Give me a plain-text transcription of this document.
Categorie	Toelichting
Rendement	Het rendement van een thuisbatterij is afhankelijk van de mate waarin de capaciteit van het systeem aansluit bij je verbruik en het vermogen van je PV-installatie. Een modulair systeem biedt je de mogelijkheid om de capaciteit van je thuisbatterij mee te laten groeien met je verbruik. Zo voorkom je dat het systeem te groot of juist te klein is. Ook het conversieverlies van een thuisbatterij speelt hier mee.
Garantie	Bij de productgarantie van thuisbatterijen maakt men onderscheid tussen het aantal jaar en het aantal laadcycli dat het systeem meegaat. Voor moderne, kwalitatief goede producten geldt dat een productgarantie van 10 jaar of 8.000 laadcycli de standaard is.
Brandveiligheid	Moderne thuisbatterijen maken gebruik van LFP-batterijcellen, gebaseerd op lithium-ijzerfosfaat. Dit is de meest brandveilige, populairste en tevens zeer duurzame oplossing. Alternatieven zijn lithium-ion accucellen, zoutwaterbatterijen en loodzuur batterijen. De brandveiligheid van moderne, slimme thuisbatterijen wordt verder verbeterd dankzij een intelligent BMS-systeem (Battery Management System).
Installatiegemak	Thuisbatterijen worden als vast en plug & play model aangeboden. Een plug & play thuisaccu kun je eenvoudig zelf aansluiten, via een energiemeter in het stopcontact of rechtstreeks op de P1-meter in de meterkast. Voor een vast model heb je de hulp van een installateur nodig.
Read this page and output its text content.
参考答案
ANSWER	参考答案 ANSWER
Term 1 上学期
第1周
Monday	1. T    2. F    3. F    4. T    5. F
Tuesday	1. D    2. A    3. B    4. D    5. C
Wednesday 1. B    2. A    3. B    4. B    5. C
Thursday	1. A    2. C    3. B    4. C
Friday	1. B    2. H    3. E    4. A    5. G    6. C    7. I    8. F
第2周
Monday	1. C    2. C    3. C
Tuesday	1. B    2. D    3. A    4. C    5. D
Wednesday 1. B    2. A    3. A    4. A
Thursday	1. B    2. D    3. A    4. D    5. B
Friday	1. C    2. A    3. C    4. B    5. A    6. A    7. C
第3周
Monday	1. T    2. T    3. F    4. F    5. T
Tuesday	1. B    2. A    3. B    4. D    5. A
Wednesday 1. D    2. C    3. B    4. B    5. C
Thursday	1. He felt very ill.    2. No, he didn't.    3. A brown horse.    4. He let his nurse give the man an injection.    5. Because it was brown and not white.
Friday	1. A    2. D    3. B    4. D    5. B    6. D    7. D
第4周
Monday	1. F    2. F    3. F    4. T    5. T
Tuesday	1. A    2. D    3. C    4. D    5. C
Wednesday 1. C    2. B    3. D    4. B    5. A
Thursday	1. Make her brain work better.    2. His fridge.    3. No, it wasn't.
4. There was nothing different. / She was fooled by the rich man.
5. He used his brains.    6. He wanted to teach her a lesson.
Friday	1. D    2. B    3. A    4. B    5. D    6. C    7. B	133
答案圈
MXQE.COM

::::::::

> Given request
Identify the lines above with the word "Monday". Copy them.

> Written solution
Monday	1. T    2. F    3. F    4. T    5. F
Monday	1. C    2. C    3. C
Monday	1. T    2. T    3. F    4. F    5. T
Monday	1. F    2. F    3. F    4. T    5. T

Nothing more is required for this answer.